- [What you will do]: All of the data below should be written out exactly.
════
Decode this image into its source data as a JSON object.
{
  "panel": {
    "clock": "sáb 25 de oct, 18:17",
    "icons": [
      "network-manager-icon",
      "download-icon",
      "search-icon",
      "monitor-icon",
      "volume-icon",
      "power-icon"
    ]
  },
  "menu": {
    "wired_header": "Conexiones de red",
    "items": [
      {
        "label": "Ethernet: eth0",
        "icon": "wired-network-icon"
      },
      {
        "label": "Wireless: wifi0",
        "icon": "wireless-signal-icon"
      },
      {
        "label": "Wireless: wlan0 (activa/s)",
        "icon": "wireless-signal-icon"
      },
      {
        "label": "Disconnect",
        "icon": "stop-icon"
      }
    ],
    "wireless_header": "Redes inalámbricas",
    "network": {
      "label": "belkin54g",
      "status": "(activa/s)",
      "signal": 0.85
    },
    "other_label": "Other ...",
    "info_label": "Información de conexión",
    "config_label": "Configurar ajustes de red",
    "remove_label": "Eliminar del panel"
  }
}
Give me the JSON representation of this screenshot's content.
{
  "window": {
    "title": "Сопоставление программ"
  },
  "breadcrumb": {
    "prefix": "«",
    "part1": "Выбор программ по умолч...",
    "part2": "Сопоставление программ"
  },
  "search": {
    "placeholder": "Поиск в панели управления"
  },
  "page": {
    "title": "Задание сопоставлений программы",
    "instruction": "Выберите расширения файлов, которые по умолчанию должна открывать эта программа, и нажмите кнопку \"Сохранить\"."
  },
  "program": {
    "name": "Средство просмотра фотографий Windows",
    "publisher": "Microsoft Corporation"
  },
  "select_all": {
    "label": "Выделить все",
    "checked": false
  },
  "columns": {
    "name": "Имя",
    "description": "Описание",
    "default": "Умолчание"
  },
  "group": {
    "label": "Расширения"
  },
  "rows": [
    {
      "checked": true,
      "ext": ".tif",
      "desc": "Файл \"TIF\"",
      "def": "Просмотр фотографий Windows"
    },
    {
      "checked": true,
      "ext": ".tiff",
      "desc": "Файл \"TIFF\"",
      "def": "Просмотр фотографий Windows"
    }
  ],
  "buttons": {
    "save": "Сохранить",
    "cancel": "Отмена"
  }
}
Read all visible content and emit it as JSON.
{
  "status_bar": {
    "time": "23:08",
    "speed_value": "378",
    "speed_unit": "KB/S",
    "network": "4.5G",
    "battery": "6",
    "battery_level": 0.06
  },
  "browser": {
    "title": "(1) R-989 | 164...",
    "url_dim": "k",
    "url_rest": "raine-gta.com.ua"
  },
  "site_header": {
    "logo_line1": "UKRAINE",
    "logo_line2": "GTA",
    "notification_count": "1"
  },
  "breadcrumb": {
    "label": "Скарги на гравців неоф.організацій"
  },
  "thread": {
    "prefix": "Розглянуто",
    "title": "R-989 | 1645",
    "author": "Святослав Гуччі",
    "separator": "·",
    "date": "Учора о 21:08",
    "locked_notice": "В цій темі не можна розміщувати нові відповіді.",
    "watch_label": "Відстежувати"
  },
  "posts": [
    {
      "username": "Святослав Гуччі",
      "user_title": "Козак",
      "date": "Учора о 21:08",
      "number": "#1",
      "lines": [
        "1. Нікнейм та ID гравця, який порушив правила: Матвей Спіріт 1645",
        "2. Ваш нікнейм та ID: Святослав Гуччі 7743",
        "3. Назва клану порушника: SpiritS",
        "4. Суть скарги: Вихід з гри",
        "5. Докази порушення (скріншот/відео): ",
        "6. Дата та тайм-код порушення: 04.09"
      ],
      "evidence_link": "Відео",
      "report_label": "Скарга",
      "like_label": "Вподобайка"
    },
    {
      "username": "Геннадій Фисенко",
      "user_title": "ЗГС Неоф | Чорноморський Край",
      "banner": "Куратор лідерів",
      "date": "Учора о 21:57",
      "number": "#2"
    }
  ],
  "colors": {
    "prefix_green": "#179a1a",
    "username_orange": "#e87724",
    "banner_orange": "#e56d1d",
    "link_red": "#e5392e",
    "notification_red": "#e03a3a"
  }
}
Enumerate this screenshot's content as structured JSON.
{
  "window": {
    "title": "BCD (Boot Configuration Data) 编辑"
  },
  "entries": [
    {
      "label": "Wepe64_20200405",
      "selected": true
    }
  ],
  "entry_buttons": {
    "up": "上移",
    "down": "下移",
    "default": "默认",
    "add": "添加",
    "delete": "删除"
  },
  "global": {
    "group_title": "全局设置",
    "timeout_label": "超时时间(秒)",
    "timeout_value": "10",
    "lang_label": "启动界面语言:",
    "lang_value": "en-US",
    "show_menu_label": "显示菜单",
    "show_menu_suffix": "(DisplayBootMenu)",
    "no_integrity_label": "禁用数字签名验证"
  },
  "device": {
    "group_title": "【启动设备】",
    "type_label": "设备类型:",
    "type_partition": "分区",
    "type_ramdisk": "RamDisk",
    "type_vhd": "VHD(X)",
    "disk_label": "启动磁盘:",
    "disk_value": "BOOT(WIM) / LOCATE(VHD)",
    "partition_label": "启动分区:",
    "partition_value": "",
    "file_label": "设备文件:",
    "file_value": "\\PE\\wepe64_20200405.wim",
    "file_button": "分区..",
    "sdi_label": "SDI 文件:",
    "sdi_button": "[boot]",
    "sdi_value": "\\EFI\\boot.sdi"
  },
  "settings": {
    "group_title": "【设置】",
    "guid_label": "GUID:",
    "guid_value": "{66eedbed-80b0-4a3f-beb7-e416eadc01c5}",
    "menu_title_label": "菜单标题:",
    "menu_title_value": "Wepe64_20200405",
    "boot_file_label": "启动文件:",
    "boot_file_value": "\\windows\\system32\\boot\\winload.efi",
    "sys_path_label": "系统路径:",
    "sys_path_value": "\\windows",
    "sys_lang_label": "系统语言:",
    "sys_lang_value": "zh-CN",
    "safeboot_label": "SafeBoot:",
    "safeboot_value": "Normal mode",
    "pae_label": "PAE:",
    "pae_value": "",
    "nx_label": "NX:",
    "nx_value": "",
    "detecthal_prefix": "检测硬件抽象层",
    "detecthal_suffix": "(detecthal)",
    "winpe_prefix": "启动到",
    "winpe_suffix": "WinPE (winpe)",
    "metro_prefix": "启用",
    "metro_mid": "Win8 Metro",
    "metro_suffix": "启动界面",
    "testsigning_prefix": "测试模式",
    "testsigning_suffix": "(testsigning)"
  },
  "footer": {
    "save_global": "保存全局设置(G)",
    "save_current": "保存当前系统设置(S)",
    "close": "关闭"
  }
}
════
- [Written response]:
Decode this image into its source data as a JSON object.
{
  "panel": {
    "clock": "sáb 25 de oct, 18:17",
    "icons": [
      "network-manager-icon",
      "download-icon",
      "search-icon",
      "monitor-icon",
      "volume-icon",
      "power-icon"
    ]
  },
  "menu": {
    "wired_header": "Conexiones de red",
    "items": [
      {
        "label": "Ethernet: eth0",
        "icon": "wired-network-icon"
      },
      {
        "label": "Wireless: wifi0",
        "icon": "wireless-signal-icon"
      },
      {
        "label": "Wireless: wlan0 (activa/s)",
        "icon": "wireless-signal-icon"
      },
      {
        "label": "Disconnect",
        "icon": "stop-icon"
      }
    ],
    "wireless_header": "Redes inalámbricas",
    "network": {
      "label": "belkin54g",
      "status": "(activa/s)",
      "signal": 0.85
    },
    "other_label": "Other ...",
    "info_label": "Información de conexión",
    "config_label": "Configurar ajustes de red",
    "remove_label": "Eliminar del panel"
  }
}
Give me the JSON representation of this screenshot's content.
{
  "window": {
    "title": "Сопоставление программ"
  },
  "breadcrumb": {
    "prefix": "«",
    "part1": "Выбор программ по умолч...",
    "part2": "Сопоставление программ"
  },
  "search": {
    "placeholder": "Поиск в панели управления"
  },
  "page": {
    "title": "Задание сопоставлений программы",
    "instruction": "Выберите расширения файлов, которые по умолчанию должна открывать эта программа, и нажмите кнопку \"Сохранить\"."
  },
  "program": {
    "name": "Средство просмотра фотографий Windows",
    "publisher": "Microsoft Corporation"
  },
  "select_all": {
    "label": "Выделить все",
    "checked": false
  },
  "columns": {
    "name": "Имя",
    "description": "Описание",
    "default": "Умолчание"
  },
  "group": {
    "label": "Расширения"
  },
  "rows": [
    {
      "checked": true,
      "ext": ".tif",
      "desc": "Файл \"TIF\"",
      "def": "Просмотр фотографий Windows"
    },
    {
      "checked": true,
      "ext": ".tiff",
      "desc": "Файл \"TIFF\"",
      "def": "Просмотр фотографий Windows"
    }
  ],
  "buttons": {
    "save": "Сохранить",
    "cancel": "Отмена"
  }
}
Read all visible content and emit it as JSON.
{
  "status_bar": {
    "time": "23:08",
    "speed_value": "378",
    "speed_unit": "KB/S",
    "network": "4.5G",
    "battery": "6",
    "battery_level": 0.06
  },
  "browser": {
    "title": "(1) R-989 | 164...",
    "url_dim": "k",
    "url_rest": "raine-gta.com.ua"
  },
  "site_header": {
    "logo_line1": "UKRAINE",
    "logo_line2": "GTA",
    "notification_count": "1"
  },
  "breadcrumb": {
    "label": "Скарги на гравців неоф.організацій"
  },
  "thread": {
    "prefix": "Розглянуто",
    "title": "R-989 | 1645",
    "author": "Святослав Гуччі",
    "separator": "·",
    "date": "Учора о 21:08",
    "locked_notice": "В цій темі не можна розміщувати нові відповіді.",
    "watch_label": "Відстежувати"
  },
  "posts": [
    {
      "username": "Святослав Гуччі",
      "user_title": "Козак",
      "date": "Учора о 21:08",
      "number": "#1",
      "lines": [
        "1. Нікнейм та ID гравця, який порушив правила: Матвей Спіріт 1645",
        "2. Ваш нікнейм та ID: Святослав Гуччі 7743",
        "3. Назва клану порушника: SpiritS",
        "4. Суть скарги: Вихід з гри",
        "5. Докази порушення (скріншот/відео): ",
        "6. Дата та тайм-код порушення: 04.09"
      ],
      "evidence_link": "Відео",
      "report_label": "Скарга",
      "like_label": "Вподобайка"
    },
    {
      "username": "Геннадій Фисенко",
      "user_title": "ЗГС Неоф | Чорноморський Край",
      "banner": "Куратор лідерів",
      "date": "Учора о 21:57",
      "number": "#2"
    }
  ],
  "colors": {
    "prefix_green": "#179a1a",
    "username_orange": "#e87724",
    "banner_orange": "#e56d1d",
    "link_red": "#e5392e",
    "notification_red": "#e03a3a"
  }
}
Enumerate this screenshot's content as structured JSON.
{
  "window": {
    "title": "BCD (Boot Configuration Data) 编辑"
  },
  "entries": [
    {
      "label": "Wepe64_20200405",
      "selected": true
    }
  ],
  "entry_buttons": {
    "up": "上移",
    "down": "下移",
    "default": "默认",
    "add": "添加",
    "delete": "删除"
  },
  "global": {
    "group_title": "全局设置",
    "timeout_label": "超时时间(秒)",
    "timeout_value": "10",
    "lang_label": "启动界面语言:",
    "lang_value": "en-US",
    "show_menu_label": "显示菜单",
    "show_menu_suffix": "(DisplayBootMenu)",
    "no_integrity_label": "禁用数字签名验证"
  },
  "device": {
    "group_title": "【启动设备】",
    "type_label": "设备类型:",
    "type_partition": "分区",
    "type_ramdisk": "RamDisk",
    "type_vhd": "VHD(X)",
    "disk_label": "启动磁盘:",
    "disk_value": "BOOT(WIM) / LOCATE(VHD)",
    "partition_label": "启动分区:",
    "partition_value": "",
    "file_label": "设备文件:",
    "file_value": "\\PE\\wepe64_20200405.wim",
    "file_button": "分区..",
    "sdi_label": "SDI 文件:",
    "sdi_button": "[boot]",
    "sdi_value": "\\EFI\\boot.sdi"
  },
  "settings": {
    "group_title": "【设置】",
    "guid_label": "GUID:",
    "guid_value": "{66eedbed-80b0-4a3f-beb7-e416eadc01c5}",
    "menu_title_label": "菜单标题:",
    "menu_title_value": "Wepe64_20200405",
    "boot_file_label": "启动文件:",
    "boot_file_value": "\\windows\\system32\\boot\\winload.efi",
    "sys_path_label": "系统路径:",
    "sys_path_value": "\\windows",
    "sys_lang_label": "系统语言:",
    "sys_lang_value": "zh-CN",
    "safeboot_label": "SafeBoot:",
    "safeboot_value": "Normal mode",
    "pae_label": "PAE:",
    "pae_value": "",
    "nx_label": "NX:",
    "nx_value": "",
    "detecthal_prefix": "检测硬件抽象层",
    "detecthal_suffix": "(detecthal)",
    "winpe_prefix": "启动到",
    "winpe_suffix": "WinPE (winpe)",
    "metro_prefix": "启用",
    "metro_mid": "Win8 Metro",
    "metro_suffix": "启动界面",
    "testsigning_prefix": "测试模式",
    "testsigning_suffix": "(testsigning)"
  },
  "footer": {
    "save_global": "保存全局设置(G)",
    "save_current": "保存当前系统设置(S)",
    "close": "关闭"
  }
}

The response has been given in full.